[What to produce] Repeat all of the material exactly as given.

[Raw data]

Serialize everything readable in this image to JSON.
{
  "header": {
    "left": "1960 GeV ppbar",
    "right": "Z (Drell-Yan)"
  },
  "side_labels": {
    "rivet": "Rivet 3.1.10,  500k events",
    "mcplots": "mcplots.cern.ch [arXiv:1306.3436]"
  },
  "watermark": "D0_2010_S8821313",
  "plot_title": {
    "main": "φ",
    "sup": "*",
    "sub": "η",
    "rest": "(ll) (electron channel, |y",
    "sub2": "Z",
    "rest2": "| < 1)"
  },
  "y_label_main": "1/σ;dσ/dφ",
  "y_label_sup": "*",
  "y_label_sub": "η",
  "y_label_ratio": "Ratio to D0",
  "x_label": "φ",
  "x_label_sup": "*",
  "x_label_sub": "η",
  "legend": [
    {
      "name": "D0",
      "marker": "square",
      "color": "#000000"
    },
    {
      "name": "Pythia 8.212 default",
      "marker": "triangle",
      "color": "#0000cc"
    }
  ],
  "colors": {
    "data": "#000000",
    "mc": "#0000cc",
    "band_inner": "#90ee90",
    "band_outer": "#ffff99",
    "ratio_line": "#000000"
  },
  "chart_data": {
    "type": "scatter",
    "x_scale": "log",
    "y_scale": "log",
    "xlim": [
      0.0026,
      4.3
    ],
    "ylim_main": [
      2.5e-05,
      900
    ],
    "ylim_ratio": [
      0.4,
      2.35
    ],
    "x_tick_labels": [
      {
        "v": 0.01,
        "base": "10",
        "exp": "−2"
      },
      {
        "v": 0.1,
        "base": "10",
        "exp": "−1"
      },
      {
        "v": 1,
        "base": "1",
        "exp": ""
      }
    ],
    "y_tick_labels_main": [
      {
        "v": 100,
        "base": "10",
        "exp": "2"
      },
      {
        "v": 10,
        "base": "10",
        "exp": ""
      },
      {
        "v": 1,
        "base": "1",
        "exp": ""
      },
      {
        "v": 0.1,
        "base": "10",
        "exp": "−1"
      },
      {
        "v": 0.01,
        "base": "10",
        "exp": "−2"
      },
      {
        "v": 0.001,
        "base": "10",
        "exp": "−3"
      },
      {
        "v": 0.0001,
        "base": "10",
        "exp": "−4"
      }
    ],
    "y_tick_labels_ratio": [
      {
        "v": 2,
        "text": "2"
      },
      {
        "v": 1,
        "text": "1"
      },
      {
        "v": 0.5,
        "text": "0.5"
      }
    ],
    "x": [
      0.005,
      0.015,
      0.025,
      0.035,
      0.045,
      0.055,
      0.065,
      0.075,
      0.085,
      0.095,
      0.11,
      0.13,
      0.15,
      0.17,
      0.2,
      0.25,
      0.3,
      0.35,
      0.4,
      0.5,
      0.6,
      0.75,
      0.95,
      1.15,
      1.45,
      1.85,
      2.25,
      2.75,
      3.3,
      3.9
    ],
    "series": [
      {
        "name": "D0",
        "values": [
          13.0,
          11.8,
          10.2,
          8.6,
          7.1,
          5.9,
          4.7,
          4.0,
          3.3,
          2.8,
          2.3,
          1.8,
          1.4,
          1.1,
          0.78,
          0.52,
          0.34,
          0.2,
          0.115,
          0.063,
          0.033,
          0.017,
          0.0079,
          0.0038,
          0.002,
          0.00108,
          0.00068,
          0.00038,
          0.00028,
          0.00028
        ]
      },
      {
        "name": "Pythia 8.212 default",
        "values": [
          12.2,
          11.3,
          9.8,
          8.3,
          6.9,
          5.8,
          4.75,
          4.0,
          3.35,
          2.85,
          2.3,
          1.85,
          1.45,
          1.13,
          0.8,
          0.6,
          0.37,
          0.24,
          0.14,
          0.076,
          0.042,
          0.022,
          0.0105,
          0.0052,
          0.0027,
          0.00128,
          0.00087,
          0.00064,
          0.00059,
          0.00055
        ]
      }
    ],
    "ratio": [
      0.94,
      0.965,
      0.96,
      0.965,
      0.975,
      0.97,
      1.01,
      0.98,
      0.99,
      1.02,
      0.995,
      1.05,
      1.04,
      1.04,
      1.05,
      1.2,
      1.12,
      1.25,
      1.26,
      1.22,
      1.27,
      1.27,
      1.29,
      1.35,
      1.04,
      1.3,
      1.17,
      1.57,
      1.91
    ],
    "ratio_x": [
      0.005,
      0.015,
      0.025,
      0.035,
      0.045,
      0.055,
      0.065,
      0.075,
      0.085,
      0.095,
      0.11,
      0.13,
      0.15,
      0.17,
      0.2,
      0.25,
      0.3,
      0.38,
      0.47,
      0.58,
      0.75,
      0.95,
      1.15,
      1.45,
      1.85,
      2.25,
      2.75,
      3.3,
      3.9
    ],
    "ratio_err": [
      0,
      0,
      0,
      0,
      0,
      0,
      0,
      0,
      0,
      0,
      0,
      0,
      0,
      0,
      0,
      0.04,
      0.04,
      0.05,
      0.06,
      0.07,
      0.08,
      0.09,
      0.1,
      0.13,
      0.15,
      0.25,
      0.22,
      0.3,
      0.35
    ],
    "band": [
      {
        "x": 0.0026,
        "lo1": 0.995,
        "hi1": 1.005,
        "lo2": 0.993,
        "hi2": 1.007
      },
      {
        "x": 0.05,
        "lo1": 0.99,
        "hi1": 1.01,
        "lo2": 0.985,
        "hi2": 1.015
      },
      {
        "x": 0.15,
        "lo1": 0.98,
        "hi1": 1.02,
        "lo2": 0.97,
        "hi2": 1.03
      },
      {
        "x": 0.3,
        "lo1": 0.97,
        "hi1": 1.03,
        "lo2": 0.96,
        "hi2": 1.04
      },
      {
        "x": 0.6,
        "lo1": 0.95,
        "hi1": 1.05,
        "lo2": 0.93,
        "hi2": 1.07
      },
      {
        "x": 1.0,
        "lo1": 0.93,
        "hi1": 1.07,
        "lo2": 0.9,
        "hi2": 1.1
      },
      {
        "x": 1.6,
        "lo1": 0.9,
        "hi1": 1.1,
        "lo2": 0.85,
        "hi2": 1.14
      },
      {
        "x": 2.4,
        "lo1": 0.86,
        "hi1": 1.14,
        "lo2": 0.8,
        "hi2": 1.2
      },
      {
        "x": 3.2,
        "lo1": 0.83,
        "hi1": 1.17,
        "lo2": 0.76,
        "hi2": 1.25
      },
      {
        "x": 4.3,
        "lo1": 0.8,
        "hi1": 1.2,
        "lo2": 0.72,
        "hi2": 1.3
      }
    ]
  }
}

[Exercise result]
Serialize everything readable in this image to JSON.
{
  "header": {
    "left": "1960 GeV ppbar",
    "right": "Z (Drell-Yan)"
  },
  "side_labels": {
    "rivet": "Rivet 3.1.10,  500k events",
    "mcplots": "mcplots.cern.ch [arXiv:1306.3436]"
  },
  "watermark": "D0_2010_S8821313",
  "plot_title": {
    "main": "φ",
    "sup": "*",
    "sub": "η",
    "rest": "(ll) (electron channel, |y",
    "sub2": "Z",
    "rest2": "| < 1)"
  },
  "y_label_main": "1/σ;dσ/dφ",
  "y_label_sup": "*",
  "y_label_sub": "η",
  "y_label_ratio": "Ratio to D0",
  "x_label": "φ",
  "x_label_sup": "*",
  "x_label_sub": "η",
  "legend": [
    {
      "name": "D0",
      "marker": "square",
      "color": "#000000"
    },
    {
      "name": "Pythia 8.212 default",
      "marker": "triangle",
      "color": "#0000cc"
    }
  ],
  "colors": {
    "data": "#000000",
    "mc": "#0000cc",
    "band_inner": "#90ee90",
    "band_outer": "#ffff99",
    "ratio_line": "#000000"
  },
  "chart_data": {
    "type": "scatter",
    "x_scale": "log",
    "y_scale": "log",
    "xlim": [
      0.0026,
      4.3
    ],
    "ylim_main": [
      2.5e-05,
      900
    ],
    "ylim_ratio": [
      0.4,
      2.35
    ],
    "x_tick_labels": [
      {
        "v": 0.01,
        "base": "10",
        "exp": "−2"
      },
      {
        "v": 0.1,
        "base": "10",
        "exp": "−1"
      },
      {
        "v": 1,
        "base": "1",
        "exp": ""
      }
    ],
    "y_tick_labels_main": [
      {
        "v": 100,
        "base": "10",
        "exp": "2"
      },
      {
        "v": 10,
        "base": "10",
        "exp": ""
      },
      {
        "v": 1,
        "base": "1",
        "exp": ""
      },
      {
        "v": 0.1,
        "base": "10",
        "exp": "−1"
      },
      {
        "v": 0.01,
        "base": "10",
        "exp": "−2"
      },
      {
        "v": 0.001,
        "base": "10",
        "exp": "−3"
      },
      {
        "v": 0.0001,
        "base": "10",
        "exp": "−4"
      }
    ],
    "y_tick_labels_ratio": [
      {
        "v": 2,
        "text": "2"
      },
      {
        "v": 1,
        "text": "1"
      },
      {
        "v": 0.5,
        "text": "0.5"
      }
    ],
    "x": [
      0.005,
      0.015,
      0.025,
      0.035,
      0.045,
      0.055,
      0.065,
      0.075,
      0.085,
      0.095,
      0.11,
      0.13,
      0.15,
      0.17,
      0.2,
      0.25,
      0.3,
      0.35,
      0.4,
      0.5,
      0.6,
      0.75,
      0.95,
      1.15,
      1.45,
      1.85,
      2.25,
      2.75,
      3.3,
      3.9
    ],
    "series": [
      {
        "name": "D0",
        "values": [
          13.0,
          11.8,
          10.2,
          8.6,
          7.1,
          5.9,
          4.7,
          4.0,
          3.3,
          2.8,
          2.3,
          1.8,
          1.4,
          1.1,
          0.78,
          0.52,
          0.34,
          0.2,
          0.115,
          0.063,
          0.033,
          0.017,
          0.0079,
          0.0038,
          0.002,
          0.00108,
          0.00068,
          0.00038,
          0.00028,
          0.00028
        ]
      },
      {
        "name": "Pythia 8.212 default",
        "values": [
          12.2,
          11.3,
          9.8,
          8.3,
          6.9,
          5.8,
          4.75,
          4.0,
          3.35,
          2.85,
          2.3,
          1.85,
          1.45,
          1.13,
          0.8,
          0.6,
          0.37,
          0.24,
          0.14,
          0.076,
          0.042,
          0.022,
          0.0105,
          0.0052,
          0.0027,
          0.00128,
          0.00087,
          0.00064,
          0.00059,
          0.00055
        ]
      }
    ],
    "ratio": [
      0.94,
      0.965,
      0.96,
      0.965,
      0.975,
      0.97,
      1.01,
      0.98,
      0.99,
      1.02,
      0.995,
      1.05,
      1.04,
      1.04,
      1.05,
      1.2,
      1.12,
      1.25,
      1.26,
      1.22,
      1.27,
      1.27,
      1.29,
      1.35,
      1.04,
      1.3,
      1.17,
      1.57,
      1.91
    ],
    "ratio_x": [
      0.005,
      0.015,
      0.025,
      0.035,
      0.045,
      0.055,
      0.065,
      0.075,
      0.085,
      0.095,
      0.11,
      0.13,
      0.15,
      0.17,
      0.2,
      0.25,
      0.3,
      0.38,
      0.47,
      0.58,
      0.75,
      0.95,
      1.15,
      1.45,
      1.85,
      2.25,
      2.75,
      3.3,
      3.9
    ],
    "ratio_err": [
      0,
      0,
      0,
      0,
      0,
      0,
      0,
      0,
      0,
      0,
      0,
      0,
      0,
      0,
      0,
      0.04,
      0.04,
      0.05,
      0.06,
      0.07,
      0.08,
      0.09,
      0.1,
      0.13,
      0.15,
      0.25,
      0.22,
      0.3,
      0.35
    ],
    "band": [
      {
        "x": 0.0026,
        "lo1": 0.995,
        "hi1": 1.005,
        "lo2": 0.993,
        "hi2": 1.007
      },
      {
        "x": 0.05,
        "lo1": 0.99,
        "hi1": 1.01,
        "lo2": 0.985,
        "hi2": 1.015
      },
      {
        "x": 0.15,
        "lo1": 0.98,
        "hi1": 1.02,
        "lo2": 0.97,
        "hi2": 1.03
      },
      {
        "x": 0.3,
        "lo1": 0.97,
        "hi1": 1.03,
        "lo2": 0.96,
        "hi2": 1.04
      },
      {
        "x": 0.6,
        "lo1": 0.95,
        "hi1": 1.05,
        "lo2": 0.93,
        "hi2": 1.07
      },
      {
        "x": 1.0,
        "lo1": 0.93,
        "hi1": 1.07,
        "lo2": 0.9,
        "hi2": 1.1
      },
      {
        "x": 1.6,
        "lo1": 0.9,
        "hi1": 1.1,
        "lo2": 0.85,
        "hi2": 1.14
      },
      {
        "x": 2.4,
        "lo1": 0.86,
        "hi1": 1.14,
        "lo2": 0.8,
        "hi2": 1.2
      },
      {
        "x": 3.2,
        "lo1": 0.83,
        "hi1": 1.17,
        "lo2": 0.76,
        "hi2": 1.25
      },
      {
        "x": 4.3,
        "lo1": 0.8,
        "hi1": 1.2,
        "lo2": 0.72,
        "hi2": 1.3
      }
    ]
  }
}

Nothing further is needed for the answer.